- [EXTRAIT]
Le passeport helvétique refusé à une Suissesse adoptée
Née de parents suisses, Cate Riley a été adoptée par une famille australienne dans les années 70. Aujourd'hui, elle veut être reconnue légalement comme Suissesse.
Bien emmitouflés, deux adolescents se tiennent avec leur père dans le hall de la gare de Bâle. Leur mère descend sur un escalier roulant en leur faisant un signe de la main. C’est Cate Riley. Elle marche, rayonnante, dans le hall, malgré les températures glaciales.
L’hiver rhénan doit être un choc thermique pour cette famille qui arrive directement de l’été australien, après avoir parcouru 17’000 kilomètres en avion. «Nous avons dû acheter des vestes et des chaussures. Nous n’avons jamais eu besoin de vêtements aussi chauds à la maison», déclare la quinquagénaire.
Cate Riley est australienne. Mais c’est en Suisse qu’elle a ses racines. Avec ce voyage en Europe, elle part sur les traces de ses parents. En même temps, c’est pour elle une mission «Citoyenneté suisse». Car elle veut devenir ce qu’elle est déjà à proprement parler depuis sa naissance: une Suissesse. Mais cette entreprise est loin d’être simple.

- [DÉFI 1] Citez mot pour mot la partie de l'extrait sur Cate Riley qui s'ouvre sur les mots « Le passeport helvétique » et se clôt sur « déclare la quinquagénaire. ».
L'extrait et la liste qui suit sont indépendants l'un de l'autre.

- [LISTE À UTILISER]
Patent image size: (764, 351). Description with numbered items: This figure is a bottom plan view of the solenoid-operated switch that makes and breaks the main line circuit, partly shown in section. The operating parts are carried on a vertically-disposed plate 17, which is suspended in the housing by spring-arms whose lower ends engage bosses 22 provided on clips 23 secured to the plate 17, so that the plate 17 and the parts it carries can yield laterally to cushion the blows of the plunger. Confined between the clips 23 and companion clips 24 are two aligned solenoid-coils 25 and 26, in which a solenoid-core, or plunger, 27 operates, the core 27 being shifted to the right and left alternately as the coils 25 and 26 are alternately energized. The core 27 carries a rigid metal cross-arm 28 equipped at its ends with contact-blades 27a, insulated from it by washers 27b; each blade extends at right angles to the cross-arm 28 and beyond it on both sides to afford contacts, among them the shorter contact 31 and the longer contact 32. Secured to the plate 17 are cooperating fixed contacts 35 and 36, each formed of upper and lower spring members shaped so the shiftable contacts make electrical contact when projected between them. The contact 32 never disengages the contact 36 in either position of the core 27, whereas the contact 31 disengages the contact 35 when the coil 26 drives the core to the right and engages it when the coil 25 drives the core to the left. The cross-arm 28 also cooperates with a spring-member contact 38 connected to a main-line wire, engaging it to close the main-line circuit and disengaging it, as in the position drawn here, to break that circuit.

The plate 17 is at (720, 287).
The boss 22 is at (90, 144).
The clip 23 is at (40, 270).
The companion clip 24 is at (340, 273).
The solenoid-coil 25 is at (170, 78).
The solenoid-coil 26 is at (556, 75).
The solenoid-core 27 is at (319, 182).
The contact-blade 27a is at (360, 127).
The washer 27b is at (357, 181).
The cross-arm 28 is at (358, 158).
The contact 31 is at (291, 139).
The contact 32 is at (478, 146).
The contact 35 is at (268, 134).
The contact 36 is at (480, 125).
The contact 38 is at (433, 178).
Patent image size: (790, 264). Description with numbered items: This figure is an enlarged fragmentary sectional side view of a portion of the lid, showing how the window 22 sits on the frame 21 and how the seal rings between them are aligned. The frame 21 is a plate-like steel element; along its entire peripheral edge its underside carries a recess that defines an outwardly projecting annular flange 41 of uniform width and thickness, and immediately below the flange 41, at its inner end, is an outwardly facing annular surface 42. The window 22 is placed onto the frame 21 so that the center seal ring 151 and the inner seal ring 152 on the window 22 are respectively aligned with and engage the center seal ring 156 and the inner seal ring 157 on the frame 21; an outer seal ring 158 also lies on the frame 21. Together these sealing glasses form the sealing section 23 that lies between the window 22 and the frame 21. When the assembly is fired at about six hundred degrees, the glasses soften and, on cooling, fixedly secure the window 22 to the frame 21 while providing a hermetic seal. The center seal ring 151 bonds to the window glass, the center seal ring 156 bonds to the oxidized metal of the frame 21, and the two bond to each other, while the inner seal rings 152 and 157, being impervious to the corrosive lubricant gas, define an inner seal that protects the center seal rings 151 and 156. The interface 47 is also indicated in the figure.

- [DÉFI 2] Reproduisez à l'identique les lignes de la liste, depuis son début jusqu'à la ligne contenant « The plate 17 is at (720, 287). », celle-ci incluse.

- [RÉSULTAT 1]
Le passeport helvétique refusé à une Suissesse adoptée
Née de parents suisses, Cate Riley a été adoptée par une famille australienne dans les années 70. Aujourd'hui, elle veut être reconnue légalement comme Suissesse.
Bien emmitouflés, deux adolescents se tiennent avec leur père dans le hall de la gare de Bâle. Leur mère descend sur un escalier roulant en leur faisant un signe de la main. C’est Cate Riley. Elle marche, rayonnante, dans le hall, malgré les températures glaciales.
L’hiver rhénan doit être un choc thermique pour cette famille qui arrive directement de l’été australien, après avoir parcouru 17’000 kilomètres en avion. «Nous avons dû acheter des vestes et des chaussures. Nous n’avons jamais eu besoin de vêtements aussi chauds à la maison», déclare la quinquagénaire.

- [RÉSULTAT 2]
Patent image size: (764, 351). Description with numbered items: This figure is a bottom plan view of the solenoid-operated switch that makes and breaks the main line circuit, partly shown in section. The operating parts are carried on a vertically-disposed plate 17, which is suspended in the housing by spring-arms whose lower ends engage bosses 22 provided on clips 23 secured to the plate 17, so that the plate 17 and the parts it carries can yield laterally to cushion the blows of the plunger. Confined between the clips 23 and companion clips 24 are two aligned solenoid-coils 25 and 26, in which a solenoid-core, or plunger, 27 operates, the core 27 being shifted to the right and left alternately as the coils 25 and 26 are alternately energized. The core 27 carries a rigid metal cross-arm 28 equipped at its ends with contact-blades 27a, insulated from it by washers 27b; each blade extends at right angles to the cross-arm 28 and beyond it on both sides to afford contacts, among them the shorter contact 31 and the longer contact 32. Secured to the plate 17 are cooperating fixed contacts 35 and 36, each formed of upper and lower spring members shaped so the shiftable contacts make electrical contact when projected between them. The contact 32 never disengages the contact 36 in either position of the core 27, whereas the contact 31 disengages the contact 35 when the coil 26 drives the core to the right and engages it when the coil 25 drives the core to the left. The cross-arm 28 also cooperates with a spring-member contact 38 connected to a main-line wire, engaging it to close the main-line circuit and disengaging it, as in the position drawn here, to break that circuit.

The plate 17 is at (720, 287).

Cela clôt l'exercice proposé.